[SHORT EXERCISE]: Repeat exactly each line of the data provided below.

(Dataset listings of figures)

......

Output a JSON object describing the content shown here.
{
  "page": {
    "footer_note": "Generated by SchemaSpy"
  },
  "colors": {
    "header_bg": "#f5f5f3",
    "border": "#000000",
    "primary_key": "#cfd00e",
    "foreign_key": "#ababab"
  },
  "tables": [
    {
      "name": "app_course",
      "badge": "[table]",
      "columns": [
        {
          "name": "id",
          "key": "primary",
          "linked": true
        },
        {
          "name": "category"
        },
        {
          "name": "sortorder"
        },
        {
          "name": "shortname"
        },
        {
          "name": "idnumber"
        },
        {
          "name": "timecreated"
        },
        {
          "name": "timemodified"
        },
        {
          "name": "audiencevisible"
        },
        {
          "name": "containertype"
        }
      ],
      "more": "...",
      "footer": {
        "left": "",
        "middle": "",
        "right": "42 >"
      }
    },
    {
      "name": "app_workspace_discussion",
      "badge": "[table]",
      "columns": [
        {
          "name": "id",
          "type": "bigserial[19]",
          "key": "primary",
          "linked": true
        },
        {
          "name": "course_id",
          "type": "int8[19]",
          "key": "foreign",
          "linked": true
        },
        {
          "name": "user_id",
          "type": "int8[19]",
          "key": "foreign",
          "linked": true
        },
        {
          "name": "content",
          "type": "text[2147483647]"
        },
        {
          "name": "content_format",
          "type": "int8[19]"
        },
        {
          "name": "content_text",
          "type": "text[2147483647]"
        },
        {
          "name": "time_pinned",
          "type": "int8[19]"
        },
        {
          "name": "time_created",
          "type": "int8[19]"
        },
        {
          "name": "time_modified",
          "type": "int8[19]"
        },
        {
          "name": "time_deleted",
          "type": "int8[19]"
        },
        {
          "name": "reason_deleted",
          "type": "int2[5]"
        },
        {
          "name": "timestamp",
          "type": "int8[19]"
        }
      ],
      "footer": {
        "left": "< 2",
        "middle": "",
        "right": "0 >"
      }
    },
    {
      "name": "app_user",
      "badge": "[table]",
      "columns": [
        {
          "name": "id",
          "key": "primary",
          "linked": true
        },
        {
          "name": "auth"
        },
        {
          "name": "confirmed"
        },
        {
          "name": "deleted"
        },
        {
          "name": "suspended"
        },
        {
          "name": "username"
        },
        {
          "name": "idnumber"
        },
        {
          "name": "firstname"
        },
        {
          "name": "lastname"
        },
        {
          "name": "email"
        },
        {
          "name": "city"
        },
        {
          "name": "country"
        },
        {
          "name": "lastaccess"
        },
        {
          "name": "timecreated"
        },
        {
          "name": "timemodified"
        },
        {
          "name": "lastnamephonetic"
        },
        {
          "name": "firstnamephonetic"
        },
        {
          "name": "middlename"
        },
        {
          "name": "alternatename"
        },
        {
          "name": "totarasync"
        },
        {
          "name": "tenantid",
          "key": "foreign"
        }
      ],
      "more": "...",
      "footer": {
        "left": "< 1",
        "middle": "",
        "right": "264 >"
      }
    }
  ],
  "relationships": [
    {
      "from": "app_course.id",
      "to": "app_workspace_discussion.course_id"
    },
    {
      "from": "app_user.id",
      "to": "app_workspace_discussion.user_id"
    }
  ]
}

......

[SOLUTION FOR THIS EXERCISE]:
Output a JSON object describing the content shown here.
{
  "page": {
    "footer_note": "Generated by SchemaSpy"
  },
  "colors": {
    "header_bg": "#f5f5f3",
    "border": "#000000",
    "primary_key": "#cfd00e",
    "foreign_key": "#ababab"
  },
  "tables": [
    {
      "name": "app_course",
      "badge": "[table]",
      "columns": [
        {
          "name": "id",
          "key": "primary",
          "linked": true
        },
        {
          "name": "category"
        },
        {
          "name": "sortorder"
        },
        {
          "name": "shortname"
        },
        {
          "name": "idnumber"
        },
        {
          "name": "timecreated"
        },
        {
          "name": "timemodified"
        },
        {
          "name": "audiencevisible"
        },
        {
          "name": "containertype"
        }
      ],
      "more": "...",
      "footer": {
        "left": "",
        "middle": "",
        "right": "42 >"
      }
    },
    {
      "name": "app_workspace_discussion",
      "badge": "[table]",
      "columns": [
        {
          "name": "id",
          "type": "bigserial[19]",
          "key": "primary",
          "linked": true
        },
        {
          "name": "course_id",
          "type": "int8[19]",
          "key": "foreign",
          "linked": true
        },
        {
          "name": "user_id",
          "type": "int8[19]",
          "key": "foreign",
          "linked": true
        },
        {
          "name": "content",
          "type": "text[2147483647]"
        },
        {
          "name": "content_format",
          "type": "int8[19]"
        },
        {
          "name": "content_text",
          "type": "text[2147483647]"
        },
        {
          "name": "time_pinned",
          "type": "int8[19]"
        },
        {
          "name": "time_created",
          "type": "int8[19]"
        },
        {
          "name": "time_modified",
          "type": "int8[19]"
        },
        {
          "name": "time_deleted",
          "type": "int8[19]"
        },
        {
          "name": "reason_deleted",
          "type": "int2[5]"
        },
        {
          "name": "timestamp",
          "type": "int8[19]"
        }
      ],
      "footer": {
        "left": "< 2",
        "middle": "",
        "right": "0 >"
      }
    },
    {
      "name": "app_user",
      "badge": "[table]",
      "columns": [
        {
          "name": "id",
          "key": "primary",
          "linked": true
        },
        {
          "name": "auth"
        },
        {
          "name": "confirmed"
        },
        {
          "name": "deleted"
        },
        {
          "name": "suspended"
        },
        {
          "name": "username"
        },
        {
          "name": "idnumber"
        },
        {
          "name": "firstname"
        },
        {
          "name": "lastname"
        },
        {
          "name": "email"
        },
        {
          "name": "city"
        },
        {
          "name": "country"
        },
        {
          "name": "lastaccess"
        },
        {
          "name": "timecreated"
        },
        {
          "name": "timemodified"
        },
        {
          "name": "lastnamephonetic"
        },
        {
          "name": "firstnamephonetic"
        },
        {
          "name": "middlename"
        },
        {
          "name": "alternatename"
        },
        {
          "name": "totarasync"
        },
        {
          "name": "tenantid",
          "key": "foreign"
        }
      ],
      "more": "...",
      "footer": {
        "left": "< 1",
        "middle": "",
        "right": "264 >"
      }
    }
  ],
  "relationships": [
    {
      "from": "app_course.id",
      "to": "app_workspace_discussion.course_id"
    },
    {
      "from": "app_user.id",
      "to": "app_workspace_discussion.user_id"
    }
  ]
}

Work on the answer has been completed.